(Dataset rows about figures)

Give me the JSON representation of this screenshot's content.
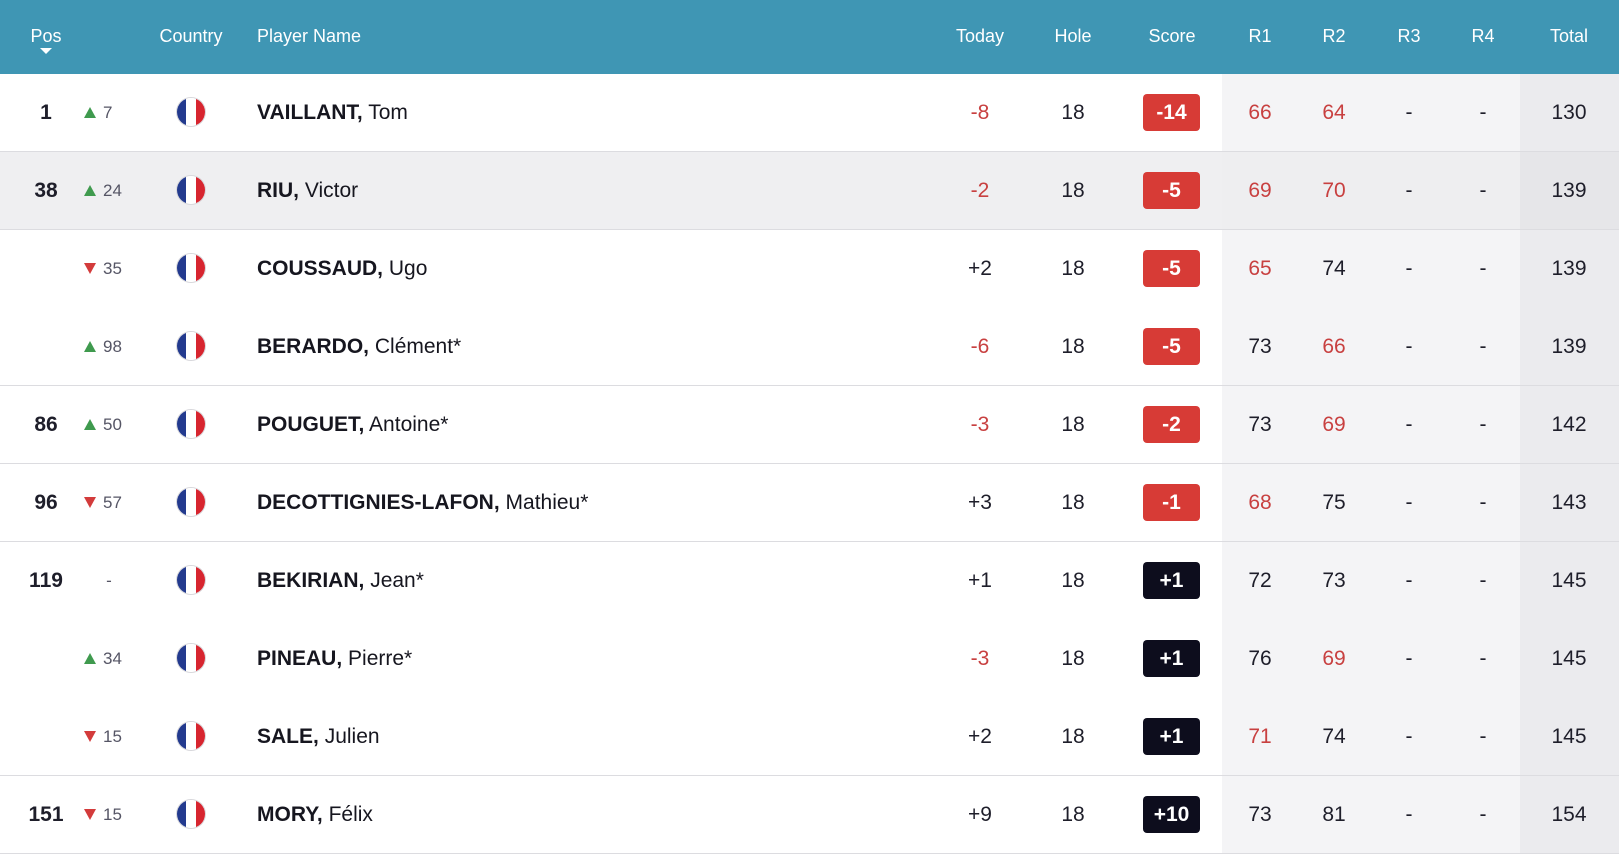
{
  "header": {
    "pos": "Pos",
    "country": "Country",
    "player_name": "Player Name",
    "today": "Today",
    "hole": "Hole",
    "score": "Score",
    "r1": "R1",
    "r2": "R2",
    "r3": "R3",
    "r4": "R4",
    "total": "Total",
    "sort_icon": "caret-down-icon"
  },
  "colors": {
    "header_bg": "#3f96b4",
    "under_par_badge": "#d73b36",
    "over_par_badge": "#0d0d1d",
    "under_par_text": "#c84040",
    "move_up": "#3f9a4e",
    "move_down": "#d33b3b"
  },
  "rows": [
    {
      "pos": "1",
      "move_dir": "up",
      "move": "7",
      "country": "France",
      "last": "VAILLANT,",
      "first": "Tom",
      "today": "-8",
      "hole": "18",
      "score": "-14",
      "r1": "66",
      "r2": "64",
      "r3": "-",
      "r4": "-",
      "total": "130"
    },
    {
      "pos": "38",
      "move_dir": "up",
      "move": "24",
      "country": "France",
      "last": "RIU,",
      "first": "Victor",
      "today": "-2",
      "hole": "18",
      "score": "-5",
      "r1": "69",
      "r2": "70",
      "r3": "-",
      "r4": "-",
      "total": "139"
    },
    {
      "pos": "",
      "move_dir": "down",
      "move": "35",
      "country": "France",
      "last": "COUSSAUD,",
      "first": "Ugo",
      "today": "+2",
      "hole": "18",
      "score": "-5",
      "r1": "65",
      "r2": "74",
      "r3": "-",
      "r4": "-",
      "total": "139"
    },
    {
      "pos": "",
      "move_dir": "up",
      "move": "98",
      "country": "France",
      "last": "BERARDO,",
      "first": "Clément*",
      "today": "-6",
      "hole": "18",
      "score": "-5",
      "r1": "73",
      "r2": "66",
      "r3": "-",
      "r4": "-",
      "total": "139"
    },
    {
      "pos": "86",
      "move_dir": "up",
      "move": "50",
      "country": "France",
      "last": "POUGUET,",
      "first": "Antoine*",
      "today": "-3",
      "hole": "18",
      "score": "-2",
      "r1": "73",
      "r2": "69",
      "r3": "-",
      "r4": "-",
      "total": "142"
    },
    {
      "pos": "96",
      "move_dir": "down",
      "move": "57",
      "country": "France",
      "last": "DECOTTIGNIES-LAFON,",
      "first": "Mathieu*",
      "today": "+3",
      "hole": "18",
      "score": "-1",
      "r1": "68",
      "r2": "75",
      "r3": "-",
      "r4": "-",
      "total": "143"
    },
    {
      "pos": "119",
      "move_dir": "none",
      "move": "-",
      "country": "France",
      "last": "BEKIRIAN,",
      "first": "Jean*",
      "today": "+1",
      "hole": "18",
      "score": "+1",
      "r1": "72",
      "r2": "73",
      "r3": "-",
      "r4": "-",
      "total": "145"
    },
    {
      "pos": "",
      "move_dir": "up",
      "move": "34",
      "country": "France",
      "last": "PINEAU,",
      "first": "Pierre*",
      "today": "-3",
      "hole": "18",
      "score": "+1",
      "r1": "76",
      "r2": "69",
      "r3": "-",
      "r4": "-",
      "total": "145"
    },
    {
      "pos": "",
      "move_dir": "down",
      "move": "15",
      "country": "France",
      "last": "SALE,",
      "first": "Julien",
      "today": "+2",
      "hole": "18",
      "score": "+1",
      "r1": "71",
      "r2": "74",
      "r3": "-",
      "r4": "-",
      "total": "145"
    },
    {
      "pos": "151",
      "move_dir": "down",
      "move": "15",
      "country": "France",
      "last": "MORY,",
      "first": "Félix",
      "today": "+9",
      "hole": "18",
      "score": "+10",
      "r1": "73",
      "r2": "81",
      "r3": "-",
      "r4": "-",
      "total": "154"
    }
  ]
}
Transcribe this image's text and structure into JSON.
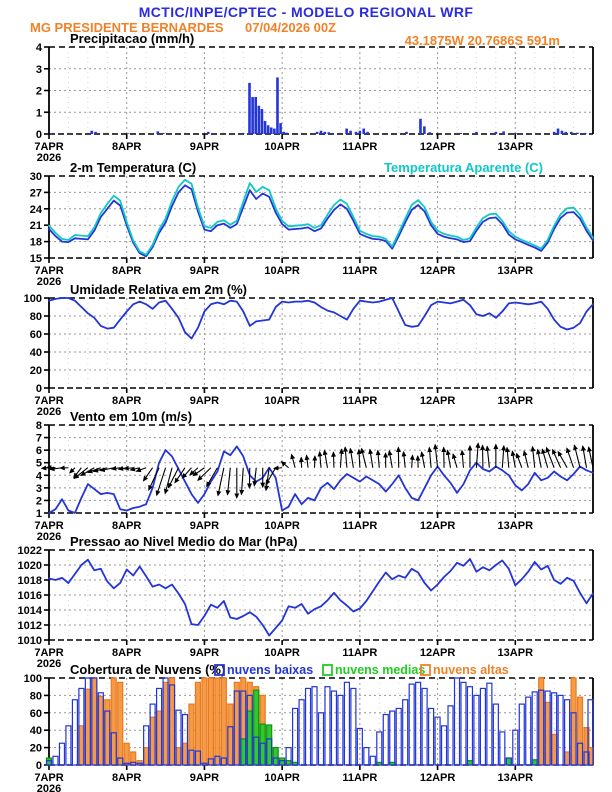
{
  "header": {
    "title": "MCTIC/INPE/CPTEC - MODELO REGIONAL WRF",
    "station": "MG PRESIDENTE BERNARDES",
    "run": "07/04/2026 00Z",
    "location": "43.1875W 20.7686S 591m",
    "title_color": "#2b2bdf",
    "subtitle_color": "#f08228"
  },
  "x_axis": {
    "tick_labels": [
      "7APR",
      "8APR",
      "9APR",
      "10APR",
      "11APR",
      "12APR",
      "13APR"
    ],
    "year_label": "2026",
    "xlim": [
      7,
      14
    ],
    "t_step_days": 0.0833333
  },
  "chart_data": [
    {
      "type": "bar",
      "name": "precipitacao",
      "title": "Precipitacao (mm/h)",
      "ylabel": "mm/h",
      "ylim": [
        0,
        4
      ],
      "yticks": [
        0,
        1,
        2,
        3,
        4
      ],
      "bar_color": "#2335d6",
      "bars": {
        "t": [
          7.05,
          7.55,
          7.6,
          8.02,
          8.4,
          8.47,
          9.05,
          9.5,
          9.58,
          9.62,
          9.66,
          9.7,
          9.74,
          9.78,
          9.82,
          9.86,
          9.9,
          9.94,
          9.98,
          10.02,
          10.06,
          10.45,
          10.5,
          10.55,
          10.6,
          10.83,
          10.88,
          10.95,
          11.0,
          11.05,
          11.1,
          11.6,
          11.78,
          11.83,
          11.9,
          12.3,
          12.5,
          12.75,
          12.85,
          13.0,
          13.5,
          13.55,
          13.6,
          13.65,
          13.72,
          13.8,
          13.9
        ],
        "v": [
          0.05,
          0.15,
          0.1,
          0.03,
          0.12,
          0.05,
          0.1,
          0.04,
          2.35,
          1.7,
          1.7,
          1.3,
          1.15,
          0.6,
          0.4,
          0.3,
          0.25,
          2.6,
          0.5,
          0.1,
          0.06,
          0.1,
          0.15,
          0.1,
          0.08,
          0.25,
          0.15,
          0.1,
          0.15,
          0.25,
          0.1,
          0.1,
          0.7,
          0.35,
          0.08,
          0.05,
          0.1,
          0.1,
          0.12,
          0.05,
          0.1,
          0.25,
          0.15,
          0.1,
          0.1,
          0.06,
          0.05
        ]
      }
    },
    {
      "type": "line",
      "name": "temperatura",
      "title": "2-m Temperatura (C)",
      "legend_right": {
        "label": "Temperatura Aparente (C)",
        "color": "#10c8c8"
      },
      "ylim": [
        15,
        30
      ],
      "yticks": [
        15,
        18,
        21,
        24,
        27,
        30
      ],
      "series": [
        {
          "name": "2-m Temperatura",
          "color": "#2335d6",
          "values": [
            20.3,
            19.0,
            18.0,
            17.9,
            18.6,
            18.5,
            18.4,
            20.0,
            22.5,
            24.0,
            25.5,
            24.6,
            21.0,
            17.8,
            15.9,
            15.3,
            17.0,
            19.6,
            21.5,
            24.5,
            27.0,
            28.3,
            27.6,
            23.5,
            20.2,
            19.9,
            21.0,
            21.3,
            20.5,
            21.2,
            24.3,
            27.4,
            25.8,
            26.8,
            26.2,
            23.3,
            21.2,
            20.2,
            20.3,
            20.4,
            20.6,
            19.9,
            20.4,
            22.2,
            23.8,
            24.8,
            24.0,
            21.8,
            19.4,
            18.9,
            18.5,
            18.4,
            18.1,
            16.7,
            19.0,
            21.5,
            23.8,
            24.7,
            23.5,
            21.0,
            19.4,
            18.9,
            18.6,
            18.4,
            17.9,
            18.1,
            20.0,
            21.6,
            22.3,
            22.4,
            21.2,
            19.3,
            18.4,
            17.9,
            17.4,
            16.9,
            16.3,
            17.8,
            20.3,
            22.3,
            23.3,
            23.4,
            22.2,
            20.0,
            18.2
          ]
        },
        {
          "name": "Temperatura Aparente",
          "color": "#10c8c8",
          "values": [
            20.9,
            19.6,
            18.5,
            18.3,
            19.2,
            19.1,
            19.0,
            20.6,
            23.2,
            24.9,
            26.4,
            25.5,
            21.6,
            18.2,
            16.2,
            15.6,
            17.4,
            20.2,
            22.2,
            25.4,
            28.0,
            29.3,
            28.6,
            24.2,
            20.8,
            20.5,
            21.6,
            21.9,
            21.1,
            21.8,
            25.3,
            28.7,
            27.1,
            28.0,
            27.4,
            24.1,
            21.8,
            20.8,
            20.9,
            21.0,
            21.2,
            20.5,
            21.0,
            22.9,
            24.7,
            25.7,
            24.9,
            22.5,
            20.0,
            19.4,
            19.0,
            18.9,
            18.5,
            17.1,
            19.6,
            22.2,
            24.7,
            25.6,
            24.3,
            21.6,
            20.0,
            19.4,
            19.1,
            18.9,
            18.3,
            18.6,
            20.6,
            22.3,
            23.0,
            23.1,
            21.8,
            19.9,
            18.9,
            18.3,
            17.8,
            17.3,
            16.7,
            18.3,
            20.9,
            23.0,
            24.1,
            24.2,
            22.9,
            20.6,
            18.7
          ]
        }
      ]
    },
    {
      "type": "line",
      "name": "umidade",
      "title": "Umidade Relativa em 2m (%)",
      "ylim": [
        0,
        100
      ],
      "yticks": [
        0,
        20,
        40,
        60,
        80,
        100
      ],
      "series": [
        {
          "name": "Umidade Relativa",
          "color": "#2335d6",
          "values": [
            97,
            99,
            100,
            100,
            97,
            90,
            83,
            78,
            69,
            66,
            67,
            76,
            85,
            93,
            96,
            93,
            88,
            95,
            97,
            88,
            78,
            62,
            55,
            67,
            85,
            93,
            95,
            93,
            97,
            96,
            85,
            69,
            74,
            75,
            76,
            90,
            96,
            95,
            96,
            96,
            97,
            95,
            90,
            86,
            84,
            80,
            76,
            88,
            97,
            96,
            95,
            96,
            98,
            100,
            85,
            70,
            68,
            69,
            80,
            92,
            96,
            95,
            94,
            96,
            98,
            92,
            82,
            80,
            83,
            78,
            85,
            94,
            95,
            94,
            93,
            94,
            96,
            88,
            76,
            68,
            65,
            67,
            72,
            85,
            93
          ]
        }
      ]
    },
    {
      "type": "line",
      "name": "vento",
      "title": "Vento em 10m (m/s)",
      "ylim": [
        1,
        8
      ],
      "yticks": [
        1,
        2,
        3,
        4,
        5,
        6,
        7,
        8
      ],
      "series": [
        {
          "name": "Velocidade do Vento",
          "color": "#2335d6",
          "values": [
            1.0,
            1.3,
            2.1,
            1.2,
            1.0,
            2.2,
            3.3,
            2.9,
            2.5,
            2.6,
            2.5,
            1.3,
            1.2,
            1.4,
            1.5,
            1.7,
            3.0,
            5.0,
            6.0,
            5.5,
            4.5,
            3.5,
            2.5,
            1.8,
            2.5,
            3.5,
            4.3,
            5.9,
            5.6,
            6.3,
            5.5,
            4.0,
            3.5,
            3.8,
            4.6,
            3.8,
            1.2,
            1.5,
            2.5,
            1.7,
            2.2,
            2.0,
            3.0,
            3.4,
            2.9,
            3.6,
            4.1,
            3.8,
            3.5,
            3.9,
            3.6,
            3.3,
            2.7,
            3.3,
            4.0,
            3.0,
            2.2,
            2.0,
            3.0,
            4.0,
            4.7,
            4.0,
            3.4,
            2.6,
            3.3,
            4.4,
            5.0,
            4.5,
            4.3,
            4.7,
            4.4,
            4.0,
            3.2,
            2.8,
            3.3,
            4.2,
            3.6,
            3.8,
            4.3,
            3.9,
            3.6,
            4.1,
            4.7,
            4.4,
            4.2
          ]
        }
      ],
      "arrows": {
        "anchor_y": 4.6,
        "color": "#000000",
        "dir_deg": [
          185,
          178,
          188,
          182,
          225,
          232,
          218,
          210,
          200,
          195,
          192,
          188,
          190,
          186,
          194,
          200,
          235,
          245,
          252,
          255,
          243,
          236,
          228,
          222,
          215,
          224,
          240,
          258,
          264,
          270,
          266,
          269,
          264,
          270,
          262,
          240,
          185,
          140,
          105,
          92,
          97,
          88,
          95,
          100,
          92,
          86,
          95,
          99,
          93,
          104,
          99,
          95,
          91,
          100,
          91,
          96,
          86,
          92,
          101,
          95,
          96,
          91,
          100,
          106,
          95,
          90,
          86,
          91,
          96,
          90,
          86,
          95,
          100,
          110,
          104,
          96,
          101,
          106,
          111,
          114,
          119,
          109,
          104,
          100,
          102
        ]
      }
    },
    {
      "type": "line",
      "name": "pressao",
      "title": "Pressao ao Nivel Medio do Mar (hPa)",
      "ylim": [
        1010,
        1022
      ],
      "yticks": [
        1010,
        1012,
        1014,
        1016,
        1018,
        1020,
        1022
      ],
      "series": [
        {
          "name": "Pressao",
          "color": "#2335d6",
          "values": [
            1018.2,
            1018.0,
            1018.3,
            1017.6,
            1018.8,
            1020.0,
            1020.7,
            1019.3,
            1019.5,
            1017.8,
            1016.9,
            1017.6,
            1019.4,
            1018.6,
            1019.8,
            1018.5,
            1017.1,
            1017.4,
            1016.9,
            1017.4,
            1016.2,
            1014.8,
            1012.1,
            1012.0,
            1013.2,
            1014.7,
            1014.3,
            1015.2,
            1013.0,
            1012.8,
            1013.2,
            1013.7,
            1013.1,
            1012.0,
            1010.6,
            1011.6,
            1012.6,
            1014.5,
            1014.3,
            1014.8,
            1013.5,
            1014.1,
            1014.5,
            1015.3,
            1016.3,
            1015.3,
            1014.6,
            1013.8,
            1014.2,
            1015.2,
            1016.5,
            1017.8,
            1019.0,
            1018.1,
            1018.6,
            1018.3,
            1019.5,
            1019.0,
            1017.6,
            1016.6,
            1017.4,
            1018.4,
            1019.2,
            1020.3,
            1019.9,
            1020.8,
            1019.1,
            1019.7,
            1019.3,
            1020.0,
            1020.6,
            1019.5,
            1017.3,
            1018.1,
            1019.1,
            1020.4,
            1019.4,
            1019.9,
            1018.0,
            1017.5,
            1018.3,
            1017.9,
            1016.3,
            1014.9,
            1016.2
          ]
        }
      ]
    },
    {
      "type": "outline-bar",
      "name": "nuvens",
      "title": "Cobertura de Nuvens (%)",
      "ylim": [
        0,
        100
      ],
      "yticks": [
        0,
        20,
        40,
        60,
        80,
        100
      ],
      "legend": [
        {
          "label": "nuvens baixas",
          "color": "#2335d6"
        },
        {
          "label": "nuvens medias",
          "color": "#22cc22"
        },
        {
          "label": "nuvens altas",
          "color": "#f08228"
        }
      ],
      "series": [
        {
          "name": "nuvens altas",
          "fill": "#f59a47",
          "stroke": "#ea7a1f",
          "values": [
            0,
            0,
            0,
            0,
            0,
            45,
            87,
            100,
            79,
            75,
            100,
            95,
            25,
            15,
            5,
            20,
            55,
            62,
            95,
            100,
            20,
            25,
            70,
            95,
            100,
            100,
            100,
            100,
            70,
            95,
            100,
            95,
            90,
            80,
            30,
            10,
            5,
            3,
            0,
            0,
            0,
            0,
            0,
            0,
            0,
            0,
            0,
            0,
            0,
            0,
            0,
            0,
            0,
            0,
            0,
            0,
            0,
            0,
            0,
            0,
            0,
            0,
            0,
            0,
            0,
            0,
            0,
            0,
            0,
            0,
            0,
            0,
            0,
            0,
            0,
            0,
            100,
            72,
            35,
            0,
            15,
            100,
            78,
            43,
            20
          ]
        },
        {
          "name": "nuvens medias",
          "fill": "#2fc82f",
          "stroke": "#109410",
          "values": [
            8,
            0,
            0,
            0,
            0,
            0,
            0,
            0,
            0,
            0,
            0,
            0,
            0,
            0,
            0,
            0,
            0,
            0,
            0,
            0,
            0,
            0,
            0,
            0,
            0,
            0,
            0,
            0,
            0,
            0,
            30,
            62,
            86,
            47,
            46,
            20,
            8,
            5,
            3,
            0,
            0,
            0,
            0,
            0,
            0,
            0,
            0,
            0,
            0,
            0,
            0,
            3,
            0,
            3,
            0,
            0,
            0,
            0,
            0,
            0,
            0,
            0,
            0,
            0,
            0,
            5,
            0,
            0,
            0,
            0,
            0,
            8,
            0,
            0,
            0,
            6,
            0,
            0,
            0,
            0,
            0,
            0,
            0,
            0,
            0
          ]
        },
        {
          "name": "nuvens baixas",
          "fill": "none",
          "stroke": "#2335d6",
          "values": [
            5,
            10,
            25,
            45,
            75,
            88,
            100,
            100,
            83,
            62,
            37,
            8,
            2,
            3,
            2,
            45,
            70,
            88,
            100,
            92,
            63,
            58,
            17,
            16,
            2,
            7,
            10,
            8,
            44,
            85,
            85,
            80,
            32,
            25,
            30,
            8,
            5,
            20,
            65,
            75,
            88,
            90,
            60,
            90,
            85,
            80,
            95,
            88,
            42,
            20,
            10,
            38,
            58,
            62,
            65,
            75,
            93,
            95,
            88,
            65,
            55,
            45,
            68,
            100,
            95,
            90,
            80,
            88,
            94,
            70,
            38,
            8,
            40,
            70,
            78,
            84,
            86,
            85,
            83,
            80,
            75,
            60,
            25,
            15,
            75
          ]
        }
      ]
    }
  ]
}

### Task to carry out
Go through the material above and copy each line that has the word "medias".

### The answer
          "label": "nuvens medias",
          "name": "nuvens medias",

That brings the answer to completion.